Annotated element listings
:::::

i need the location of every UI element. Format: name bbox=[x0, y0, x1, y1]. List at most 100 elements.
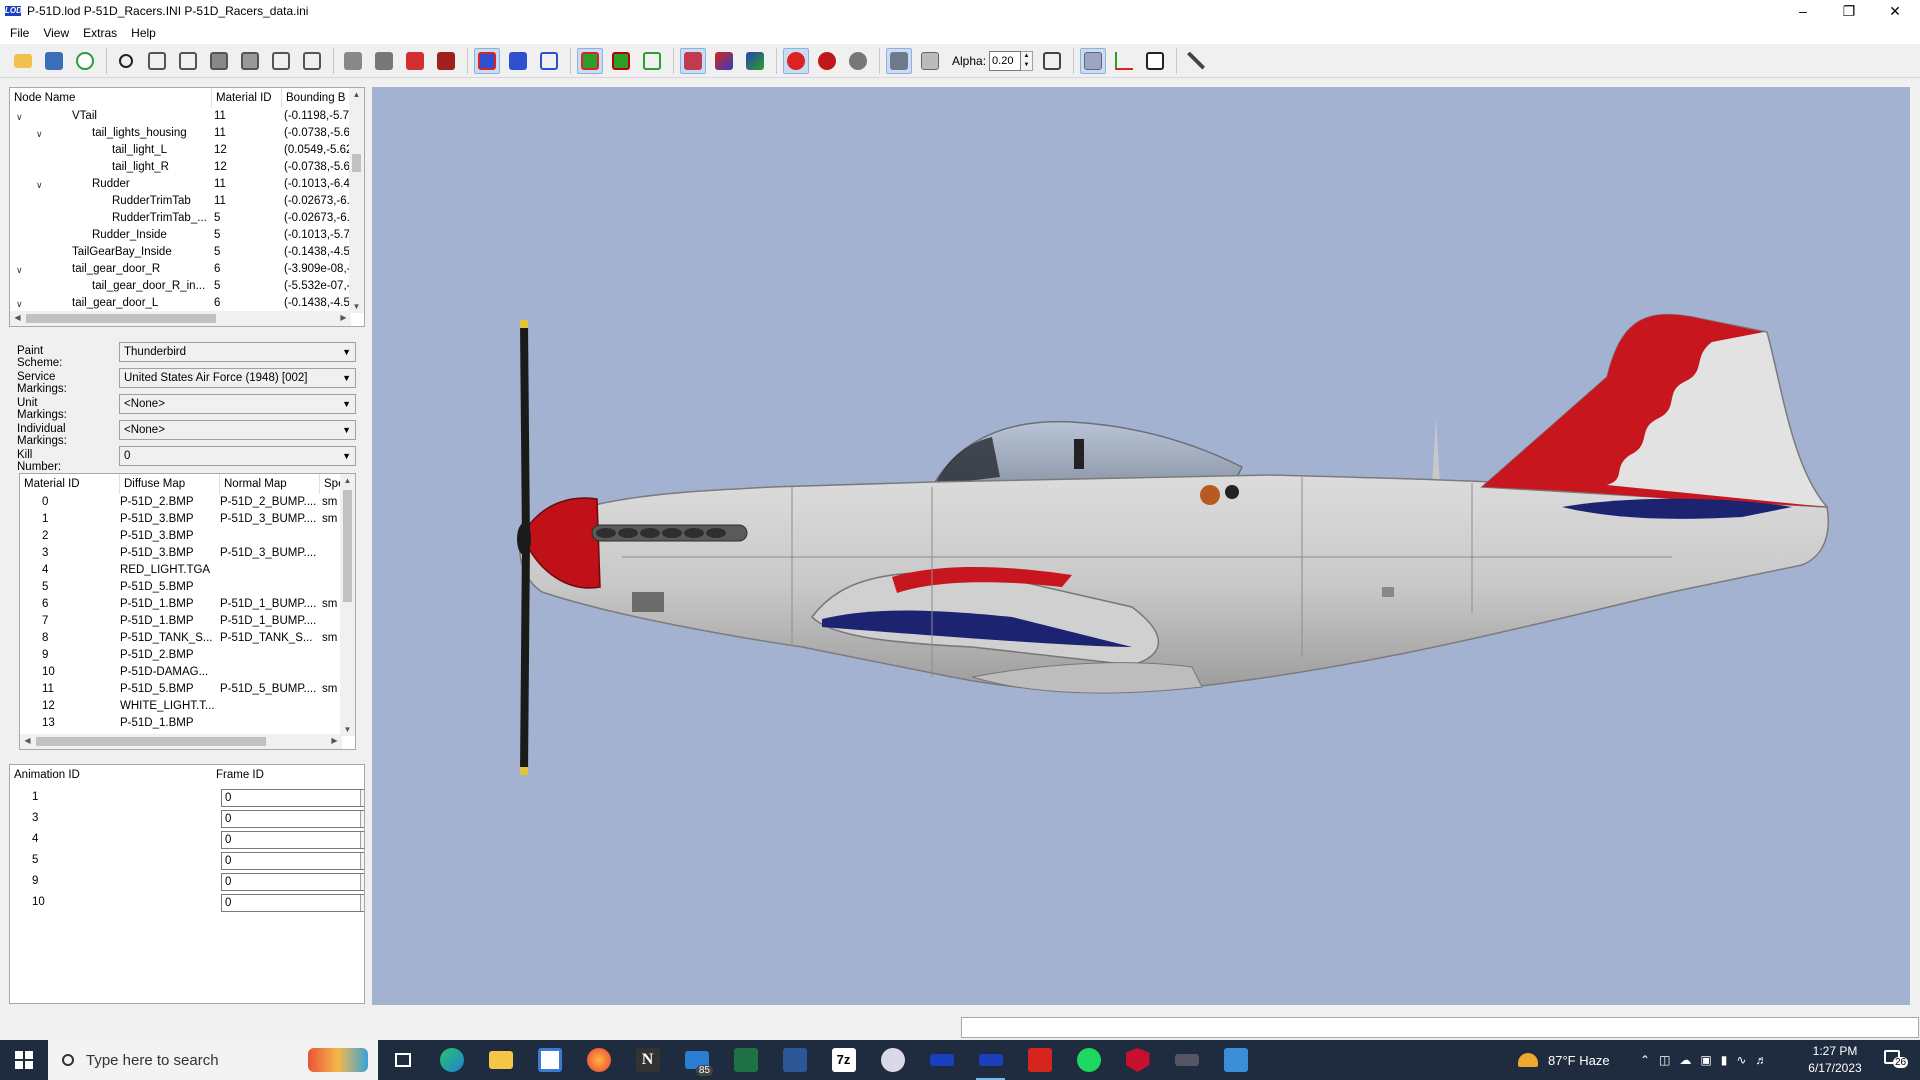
taskbar-game-tool[interactable] bbox=[1162, 1040, 1211, 1080]
tree-node-name[interactable]: VTail bbox=[72, 110, 210, 122]
spinner-arrows-icon[interactable]: ▲▼ bbox=[360, 895, 364, 911]
normal-map-button[interactable] bbox=[711, 48, 737, 74]
alpha-spinner[interactable]: ▲ ▼ bbox=[1021, 50, 1034, 71]
frame-id-spinbox[interactable]: 0 ▲▼ bbox=[221, 810, 364, 828]
notification-center-button[interactable]: 26 bbox=[1880, 1048, 1910, 1072]
material-id-cell[interactable]: 12 bbox=[42, 700, 82, 712]
expand-chevron-icon[interactable]: ∨ bbox=[36, 129, 43, 140]
material-id-cell[interactable]: 4 bbox=[42, 564, 82, 576]
bbox-toggle-button[interactable] bbox=[474, 47, 500, 74]
scroll-left-icon[interactable]: ◀ bbox=[20, 736, 35, 745]
col-node-name[interactable]: Node Name bbox=[10, 88, 212, 108]
material-normal-cell[interactable]: P-51D_5_BUMP.... bbox=[220, 683, 316, 695]
view-back-button[interactable] bbox=[175, 48, 201, 74]
menu-help[interactable]: Help bbox=[124, 26, 163, 40]
settings-button[interactable] bbox=[1183, 48, 1209, 74]
material-diffuse-cell[interactable]: P-51D_5.BMP bbox=[120, 683, 216, 695]
material-id-cell[interactable]: 1 bbox=[42, 513, 82, 525]
taskbar-paint[interactable] bbox=[868, 1040, 917, 1080]
task-view-button[interactable] bbox=[378, 1040, 427, 1080]
wire-cube-button[interactable] bbox=[1039, 48, 1065, 74]
col-material-id[interactable]: Material ID bbox=[212, 88, 282, 108]
taskbar-mcafee[interactable] bbox=[1113, 1040, 1162, 1080]
col-bounding-box[interactable]: Bounding B bbox=[282, 88, 350, 108]
material-diffuse-cell[interactable]: P-51D_1.BMP bbox=[120, 598, 216, 610]
view-right-button[interactable] bbox=[237, 48, 263, 74]
col-specular-map[interactable]: Spe bbox=[320, 474, 342, 494]
material-id-cell[interactable]: 9 bbox=[42, 649, 82, 661]
taskbar-acrobat[interactable] bbox=[1015, 1040, 1064, 1080]
material-diffuse-cell[interactable]: P-51D_1.BMP bbox=[120, 615, 216, 627]
close-button[interactable]: ✕ bbox=[1872, 0, 1918, 22]
minimize-button[interactable]: – bbox=[1780, 0, 1826, 22]
col-material-id[interactable]: Material ID bbox=[20, 474, 120, 494]
taskbar-photos[interactable] bbox=[1211, 1040, 1260, 1080]
shade-flat-button[interactable] bbox=[371, 48, 397, 74]
bbox-blue-button[interactable] bbox=[505, 48, 531, 74]
scroll-down-icon[interactable]: ▼ bbox=[340, 725, 355, 734]
clock[interactable]: 1:27 PM 6/17/2023 bbox=[1800, 1043, 1870, 1077]
background-button[interactable] bbox=[1080, 47, 1107, 74]
individual-markings-select[interactable]: <None> ▼ bbox=[119, 420, 356, 440]
material-normal-cell[interactable]: P-51D_3_BUMP.... bbox=[220, 547, 316, 559]
meet-icon[interactable]: ◫ bbox=[1659, 1053, 1670, 1067]
material-normal-cell[interactable]: P-51D_2_BUMP.... bbox=[220, 496, 316, 508]
damage-red-button[interactable] bbox=[783, 47, 809, 74]
material-diffuse-cell[interactable]: WHITE_LIGHT.T... bbox=[120, 700, 216, 712]
specular-button[interactable] bbox=[742, 48, 768, 74]
green-wire-button[interactable] bbox=[639, 48, 665, 74]
wifi-icon[interactable]: ∿ bbox=[1736, 1053, 1746, 1067]
view-front-button[interactable] bbox=[144, 48, 170, 74]
expand-chevron-icon[interactable]: ∨ bbox=[16, 265, 23, 276]
spinner-arrows-icon[interactable]: ▲▼ bbox=[360, 874, 364, 890]
tree-node-name[interactable]: tail_gear_door_R bbox=[72, 263, 210, 275]
tree-node-name[interactable]: tail_gear_door_R_in... bbox=[92, 280, 210, 292]
solid-box-button[interactable] bbox=[886, 47, 912, 74]
service-markings-select[interactable]: United States Air Force (1948) [002] ▼ bbox=[119, 368, 356, 388]
scroll-right-icon[interactable]: ▶ bbox=[336, 313, 351, 322]
taskbar-edge[interactable] bbox=[427, 1040, 476, 1080]
material-spec-cell[interactable]: sm bbox=[322, 513, 340, 525]
tree-vscroll-thumb[interactable] bbox=[352, 154, 361, 172]
material-spec-cell[interactable]: sm bbox=[322, 683, 340, 695]
material-diffuse-cell[interactable]: P-51D_TANK_S... bbox=[120, 632, 216, 644]
material-id-cell[interactable]: 6 bbox=[42, 598, 82, 610]
tree-node-name[interactable]: TailGearBay_Inside bbox=[72, 246, 210, 258]
tree-node-name[interactable]: RudderTrimTab bbox=[112, 195, 210, 207]
paint-scheme-select[interactable]: Thunderbird ▼ bbox=[119, 342, 356, 362]
onedrive-icon[interactable]: ☁ bbox=[1679, 1053, 1691, 1067]
node-tree[interactable]: Node Name Material ID Bounding B ∨ VTail 1… bbox=[9, 87, 365, 327]
material-diffuse-cell[interactable]: P-51D_2.BMP bbox=[120, 649, 216, 661]
frame-id-spinbox[interactable]: 0 ▲▼ bbox=[221, 789, 364, 807]
transparent-box-button[interactable] bbox=[917, 48, 943, 74]
reload-button[interactable] bbox=[72, 48, 98, 74]
material-spec-cell[interactable]: sm bbox=[322, 496, 340, 508]
material-diffuse-cell[interactable]: P-51D_3.BMP bbox=[120, 547, 216, 559]
green-box-red-button[interactable] bbox=[577, 47, 603, 74]
damage-button[interactable] bbox=[814, 48, 840, 74]
taskbar-lod-viewer[interactable] bbox=[917, 1040, 966, 1080]
spinner-arrows-icon[interactable]: ▲▼ bbox=[360, 832, 364, 848]
zoom-fit-button[interactable] bbox=[113, 48, 139, 74]
material-diffuse-cell[interactable]: P-51D_1.BMP bbox=[120, 717, 216, 729]
spinner-arrows-icon[interactable]: ▲▼ bbox=[360, 853, 364, 869]
material-id-cell[interactable]: 0 bbox=[42, 496, 82, 508]
view-top-button[interactable] bbox=[268, 48, 294, 74]
scroll-down-icon[interactable]: ▼ bbox=[349, 302, 364, 311]
shade-gray-button[interactable] bbox=[340, 48, 366, 74]
view-left-button[interactable] bbox=[206, 48, 232, 74]
material-normal-cell[interactable]: P-51D_TANK_S... bbox=[220, 632, 316, 644]
save-button[interactable] bbox=[41, 48, 67, 74]
material-id-cell[interactable]: 13 bbox=[42, 717, 82, 729]
chevron-up-icon[interactable]: ⌃ bbox=[1640, 1053, 1650, 1067]
material-id-cell[interactable]: 7 bbox=[42, 615, 82, 627]
col-normal-map[interactable]: Normal Map bbox=[220, 474, 320, 494]
expand-chevron-icon[interactable]: ∨ bbox=[16, 299, 23, 310]
material-id-cell[interactable]: 10 bbox=[42, 666, 82, 678]
material-diffuse-cell[interactable]: P-51D_3.BMP bbox=[120, 513, 216, 525]
tree-hscrollbar[interactable]: ◀ ▶ bbox=[10, 311, 351, 326]
material-vscrollbar[interactable]: ▲ ▼ bbox=[340, 474, 355, 736]
material-spec-cell[interactable]: sm bbox=[322, 598, 340, 610]
tree-node-name[interactable]: tail_lights_housing bbox=[92, 127, 210, 139]
material-id-cell[interactable]: 2 bbox=[42, 530, 82, 542]
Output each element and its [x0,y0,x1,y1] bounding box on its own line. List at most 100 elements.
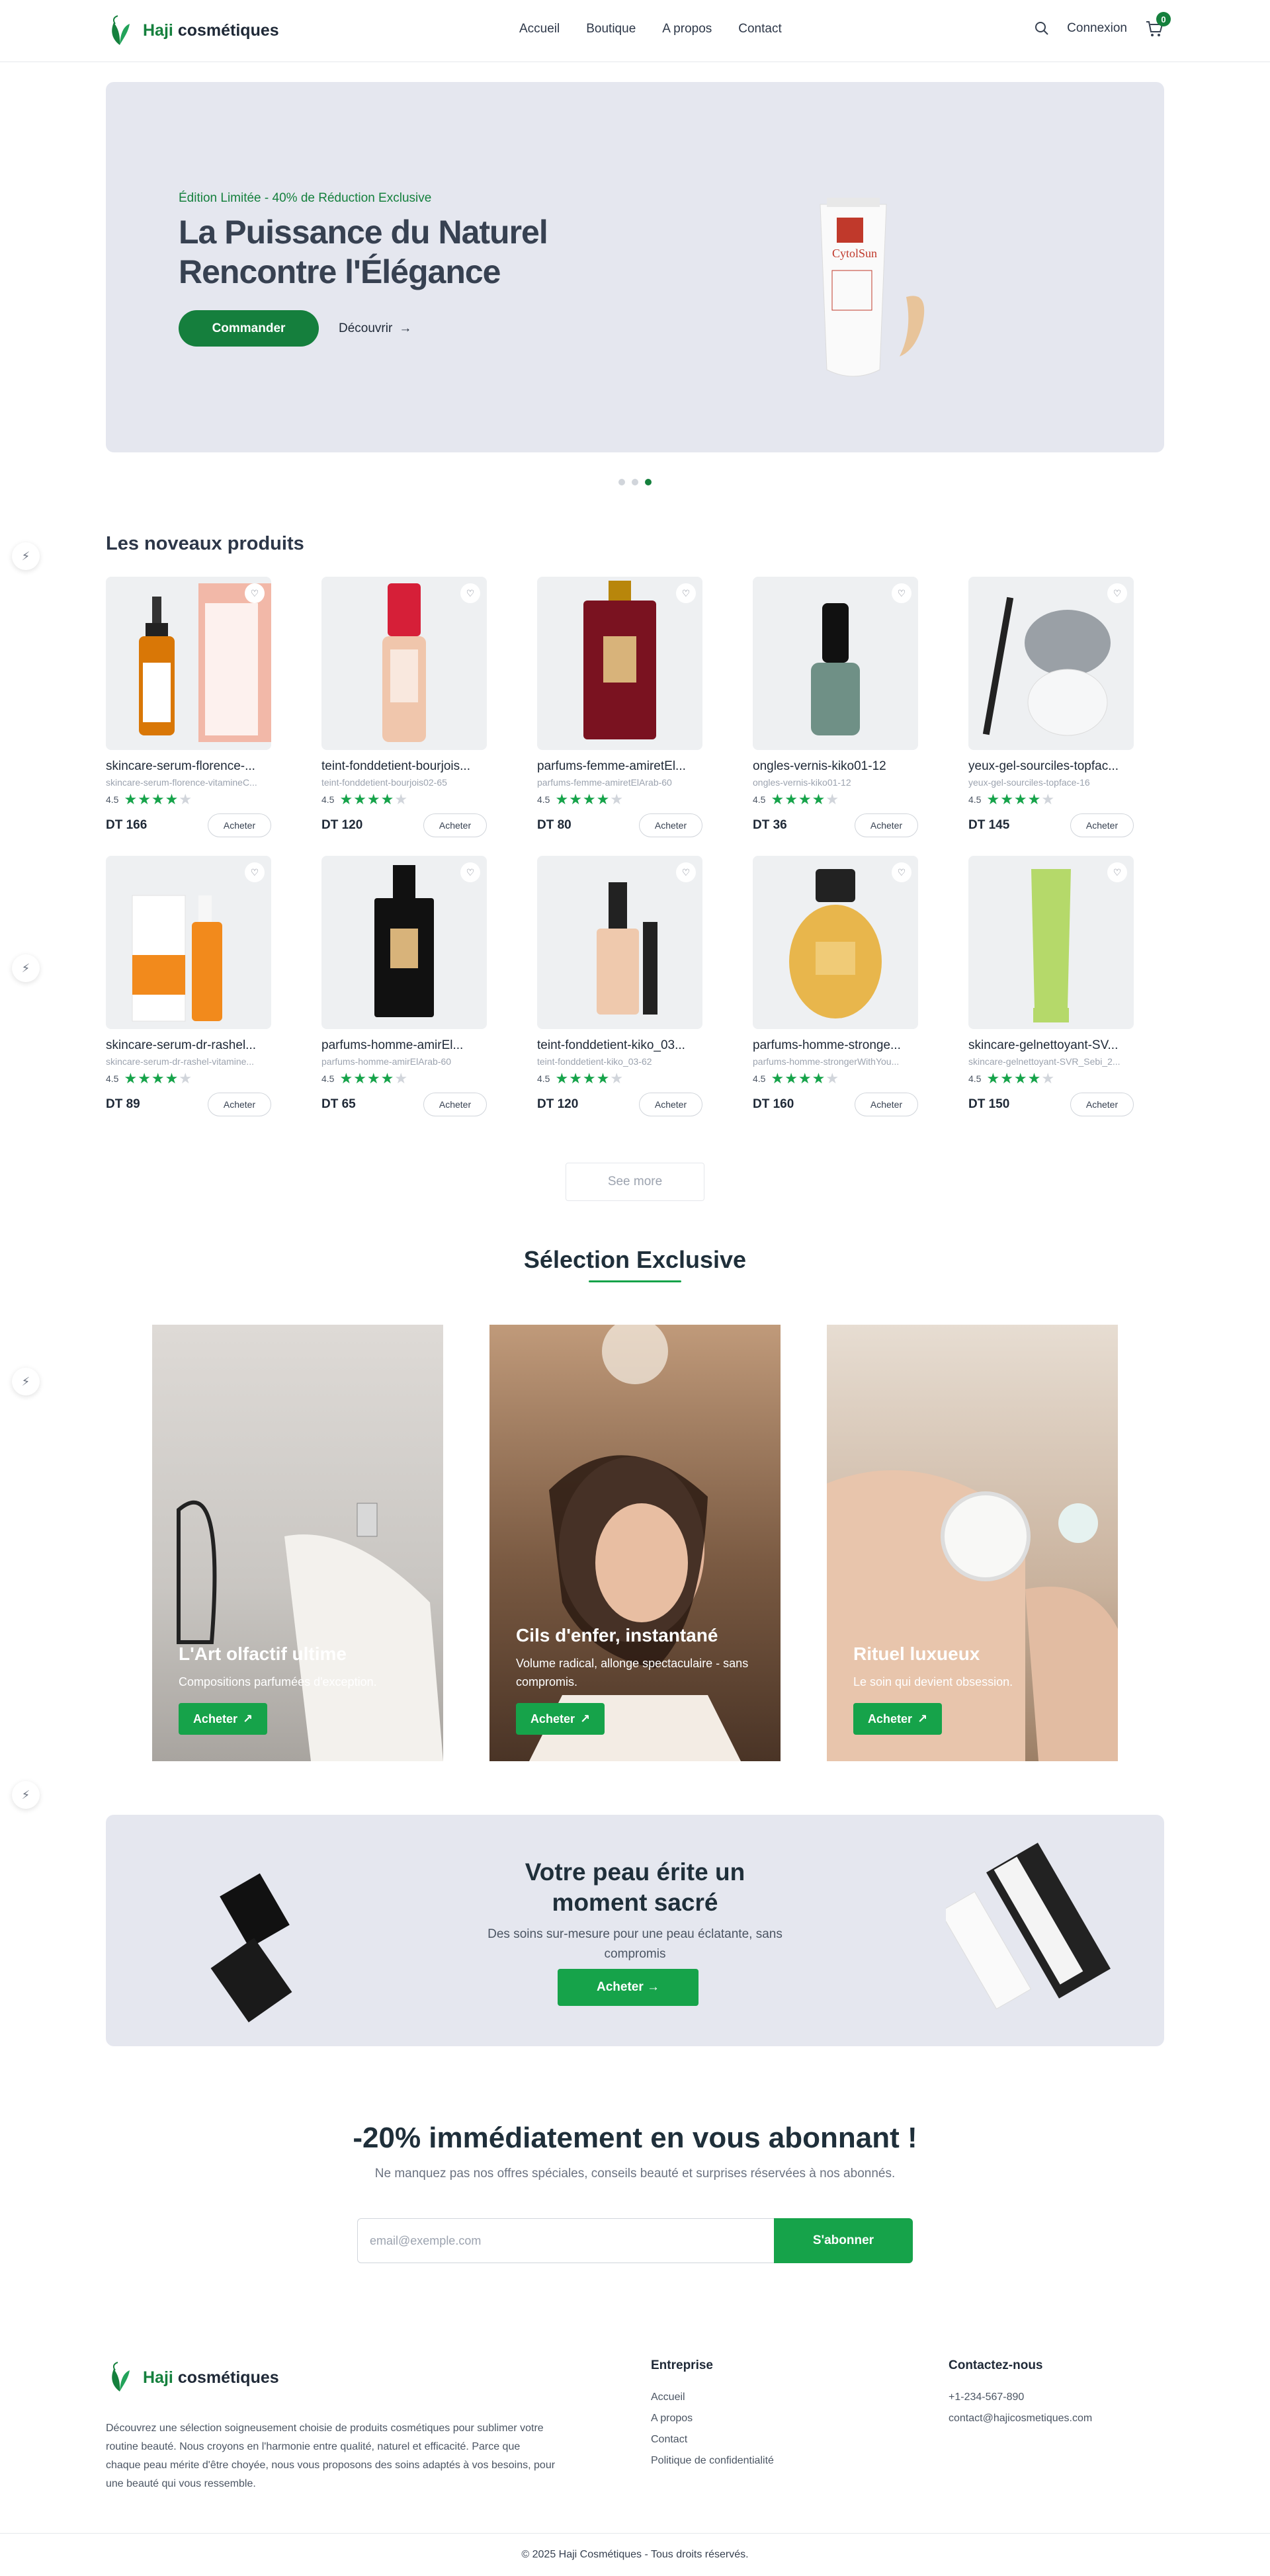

:::::

:: PROBLEM DESCRIPTION ::
Rewrite the entries that open with the line containing "taskbar-game-tool[interactable] bbox=[1162, 1040, 1211, 1080]" and close with the line containing "bbox-toggle-button[interactable] bbox=[474, 47, 500, 74]", changing every "material-id-cell" to "material-index-cell" and keeping all else unchanged. Output only those lines.

:: EXERCISE ANSWER ::
taskbar-game-tool[interactable] bbox=[1162, 1040, 1211, 1080]
tree-node-name[interactable]: VTail bbox=[72, 110, 210, 122]
spinner-arrows-icon[interactable]: ▲▼ bbox=[360, 895, 364, 911]
normal-map-button[interactable] bbox=[711, 48, 737, 74]
alpha-spinner[interactable]: ▲ ▼ bbox=[1021, 50, 1034, 71]
frame-id-spinbox[interactable]: 0 ▲▼ bbox=[221, 810, 364, 828]
notification-center-button[interactable]: 26 bbox=[1880, 1048, 1910, 1072]
material-index-cell[interactable]: 12 bbox=[42, 700, 82, 712]
expand-chevron-icon[interactable]: ∨ bbox=[36, 129, 43, 140]
material-index-cell[interactable]: 4 bbox=[42, 564, 82, 576]
bbox-toggle-button[interactable] bbox=[474, 47, 500, 74]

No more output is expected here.